* **SELECTED TEXT**
>> begin

Let there be tree!

The Soviet Jews have played a significant role in making the Christmas tree kosher.

IS THIS a secular symbol, too? (photo credit: REUTERS)
IS THIS a secular symbol, too?
(photo credit: REUTERS)
The holiday season is upon us. It is a very anxious time of year. For American Jews these days of December are especially tumultuous. Of course there are hanukkia lightings, Hanukka gifts, family gatherings and many other mundane seasonal concerns, but there is another one, that most Americans don’t have to face: does one get a Christmas tree? Even very secular progressive Jewish types, the ones who devour pork on Yom Kippur and think Jerusalem was a Palestinian city before King David, fear this forestry monster. For if it is allowed to enter their premises, it must surely compromise their Jewishness.

>> end

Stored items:
>> begin

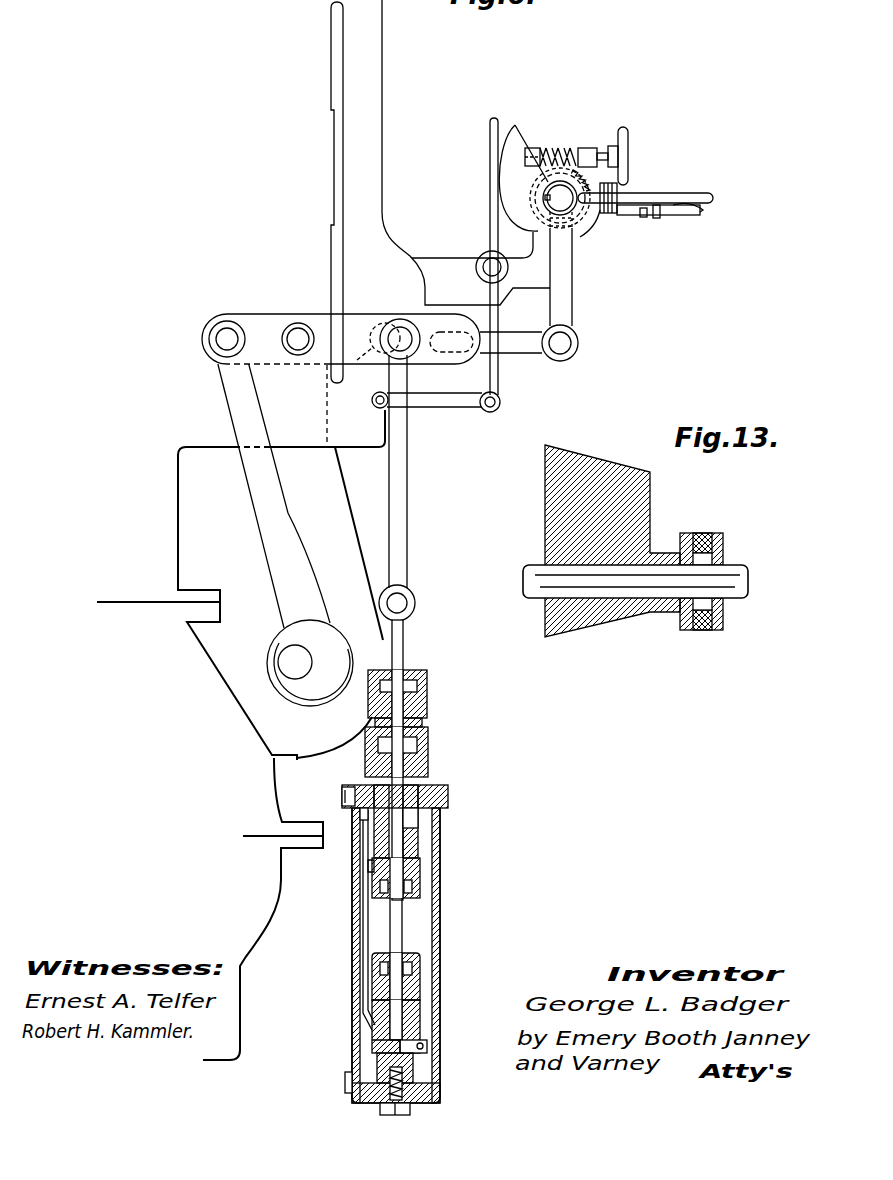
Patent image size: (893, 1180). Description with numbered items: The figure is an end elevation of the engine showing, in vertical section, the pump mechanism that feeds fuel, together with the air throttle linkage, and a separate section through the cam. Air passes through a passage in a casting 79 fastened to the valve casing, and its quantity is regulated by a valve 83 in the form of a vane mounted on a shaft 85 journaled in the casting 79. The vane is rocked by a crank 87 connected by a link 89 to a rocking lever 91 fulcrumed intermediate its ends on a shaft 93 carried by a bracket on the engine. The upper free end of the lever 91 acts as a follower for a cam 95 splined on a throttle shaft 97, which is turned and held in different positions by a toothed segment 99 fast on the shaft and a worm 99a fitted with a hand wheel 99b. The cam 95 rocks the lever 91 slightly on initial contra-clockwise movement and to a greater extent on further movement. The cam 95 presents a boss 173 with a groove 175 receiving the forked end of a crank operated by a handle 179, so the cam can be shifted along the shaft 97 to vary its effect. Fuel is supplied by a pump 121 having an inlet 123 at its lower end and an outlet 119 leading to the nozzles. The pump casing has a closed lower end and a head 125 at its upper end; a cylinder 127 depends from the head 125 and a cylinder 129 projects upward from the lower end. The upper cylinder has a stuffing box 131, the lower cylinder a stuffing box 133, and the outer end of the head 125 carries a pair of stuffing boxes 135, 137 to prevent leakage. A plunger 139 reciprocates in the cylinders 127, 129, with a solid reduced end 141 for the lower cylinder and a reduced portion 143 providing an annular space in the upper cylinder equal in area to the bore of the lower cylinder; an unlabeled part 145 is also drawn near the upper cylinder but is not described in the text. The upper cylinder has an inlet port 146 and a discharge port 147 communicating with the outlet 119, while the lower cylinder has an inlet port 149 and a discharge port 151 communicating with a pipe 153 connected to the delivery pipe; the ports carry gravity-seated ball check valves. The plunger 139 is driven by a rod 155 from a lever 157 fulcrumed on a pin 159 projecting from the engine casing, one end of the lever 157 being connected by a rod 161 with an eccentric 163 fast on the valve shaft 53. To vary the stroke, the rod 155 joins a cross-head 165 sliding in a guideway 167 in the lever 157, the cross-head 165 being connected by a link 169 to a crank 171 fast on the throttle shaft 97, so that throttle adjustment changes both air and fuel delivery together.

In FIG. 6, the valve shaft 53 is at (287, 662).
In FIG. 6, the casting 79 is at (367, 100).
In FIG. 6, the valve 83 is at (425, 257).
In FIG. 6, the shaft 85 is at (373, 317).
In FIG. 6, the crank 87 is at (378, 378).
In FIG. 6, the link 89 is at (441, 404).
In FIG. 6, the rocking lever 91 is at (497, 375).
In FIG. 6, the shaft 93 is at (490, 257).
In FIG. 6, the cam 95 is at (510, 143).
In FIG. 13, the cam 95 is at (606, 472).
In FIG. 6, the throttle shaft 97 is at (565, 202).
In FIG. 13, the throttle shaft 97 is at (750, 587).
In FIG. 6, the toothed segment 99 is at (577, 167).
In FIG. 6, the worm 99a is at (555, 147).
In FIG. 6, the hand wheel 99b is at (627, 142).
In FIG. 6, the outlet 119 is at (345, 793).
In FIG. 6, the pump 121 is at (440, 857).
In FIG. 6, the inlet 123 is at (347, 1080).
In FIG. 6, the head 125 is at (435, 785).
In FIG. 6, the cylinder 127 is at (395, 828).
In FIG. 6, the cylinder 129 is at (449, 1036).
In FIG. 6, the stuffing box 131 is at (420, 890).
In FIG. 6, the stuffing box 133 is at (417, 975).
In FIG. 6, the stuffing box 135 is at (427, 683).
In FIG. 6, the stuffing box 137 is at (430, 745).
In FIG. 6, the plunger 139 is at (398, 932).
In FIG. 6, the reduced end 141 is at (397, 1035).
In FIG. 6, the reduced portion 143 is at (417, 833).
In FIG. 6, the clip 145 is at (366, 868).
In FIG. 6, the inlet port 146 is at (418, 792).
In FIG. 6, the discharge port 147 is at (363, 812).
In FIG. 6, the inlet port 149 is at (427, 1053).
In FIG. 6, the discharge port 151 is at (377, 1045).
In FIG. 6, the pipe 153 is at (363, 930).
In FIG. 6, the rod 155 is at (406, 497).
In FIG. 6, the lever 157 is at (255, 313).
In FIG. 6, the pin 159 is at (297, 330).
In FIG. 6, the rod 161 is at (227, 400).
In FIG. 6, the eccentric 163 is at (293, 633).
In FIG. 6, the cross-head 165 is at (415, 328).
In FIG. 6, the guideway 167 is at (480, 323).
In FIG. 6, the link 169 is at (517, 347).
In FIG. 6, the crank 171 is at (562, 302).
In FIG. 13, the boss 173 is at (723, 548).
In FIG. 13, the groove 175 is at (706, 533).
In FIG. 6, the handle 179 is at (660, 195).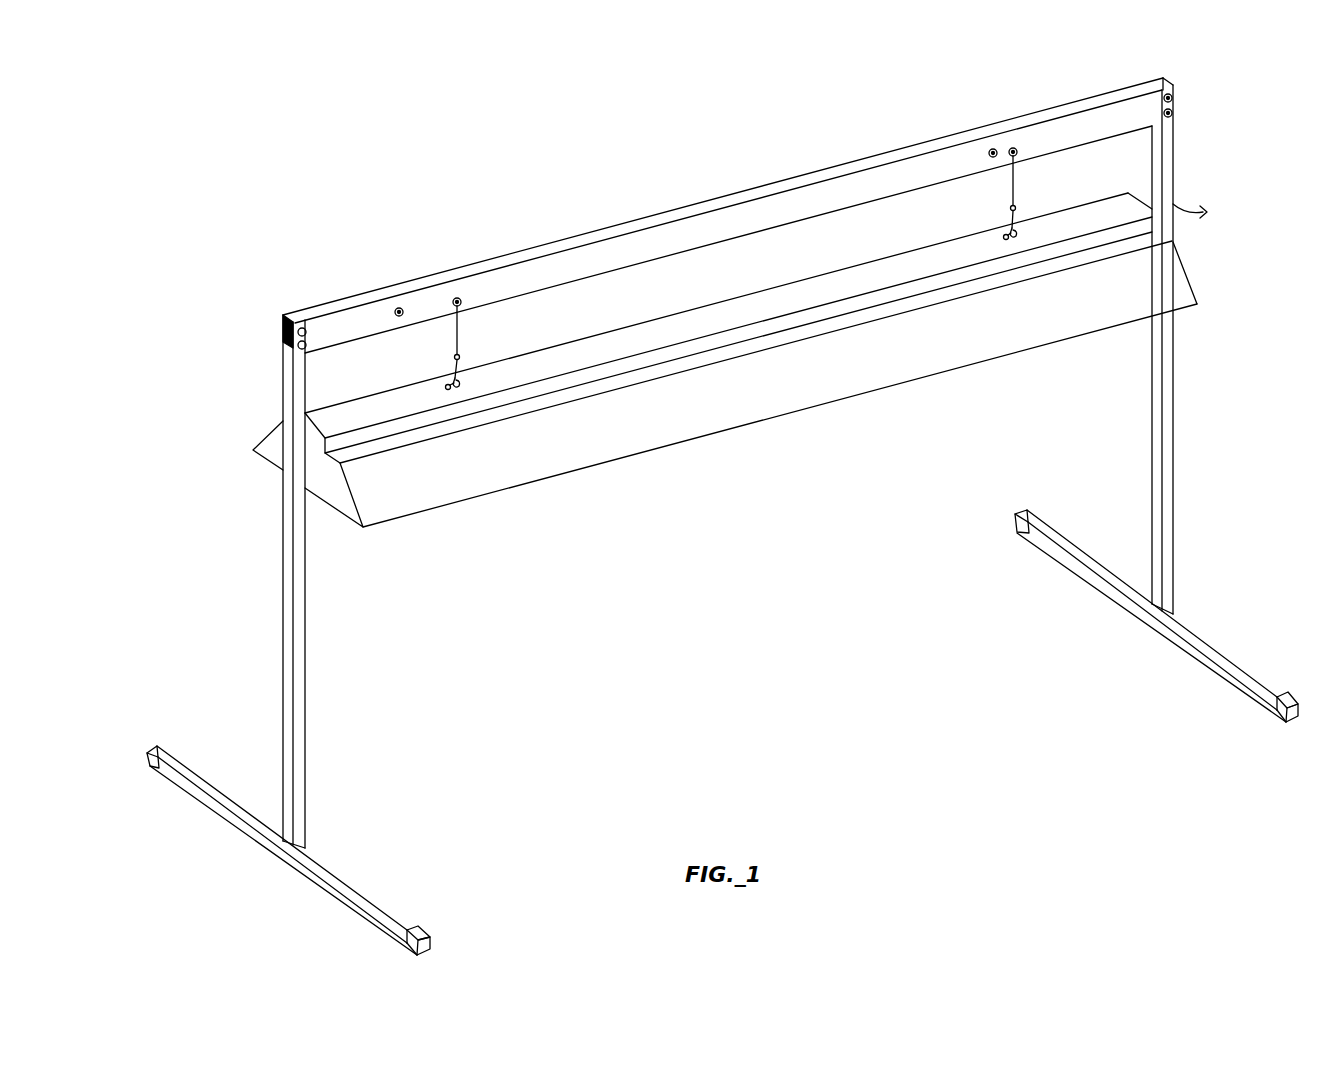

>> end

* **WHAT YOU NEED TO DO**
A - Reproduce the Christmas tree article word for word, from "IS THIS a secular symbol, too? (photo" to "compromise their Jewishness.".
B - Answer these questions using the Christmas tree article:
(i) According to the line under the headline, which group has played a significant role in making the Christmas tree kosher?
(ii) Who is credited for the photo?
(iii) What question do American Jews face in December that most Americans don't have to face?
C - Write the next part of the Christmas tree article, picking up after its final sentence.

* **ANSWERS PER TASK**
A -
IS THIS a secular symbol, too? (photo credit: REUTERS)
IS THIS a secular symbol, too?
(photo credit: REUTERS)
The holiday season is upon us. It is a very anxious time of year. For American Jews these days of December are especially tumultuous. Of course there are hanukkia lightings, Hanukka gifts, family gatherings and many other mundane seasonal concerns, but there is another one, that most Americans don’t have to face: does one get a Christmas tree? Even very secular progressive Jewish types, the ones who devour pork on Yom Kippur and think Jerusalem was a Palestinian city before King David, fear this forestry monster. For if it is allowed to enter their premises, it must surely compromise their Jewishness.

B -
(i) The Soviet Jews.
(ii) REUTERS.
(iii) Whether to get a Christmas tree.

C -
Jews are willing to fast on Ramadan in solidarity with Syrian refugees and celebrate Kwanzaa without being able to spell it. The vast majority of American Jews view the tree (only 32% according to the 2013 Pew Research poll “A Portrait of Jewish Americans” have one) as the final “red line” of assimilation. This Christmas tree fear-mongering is one of few remaining threads tying together the fraying tapestry of the Jewish Diaspora. This struggle with the tree has become an integral part of the Jewish tradition and, as it happens with many protracted fights, the danger may no longer be real.
The origins of the Christmas tree tradition are indeed religious and Christian, as the name suggests, and have roots in pagan customs. As a Christian symbol, however, the tree is a relative novice. The first historical record to mention it dates back to 17th century Germany. However, over the past hundred years the tree has secularized. The Bolsheviks made a huge effort to reform the Christmas tree into the New Year tree. The propaganda machine succeeded and for many millions of people in the countries formerly under communist rule the tree lost its religious significance altogether.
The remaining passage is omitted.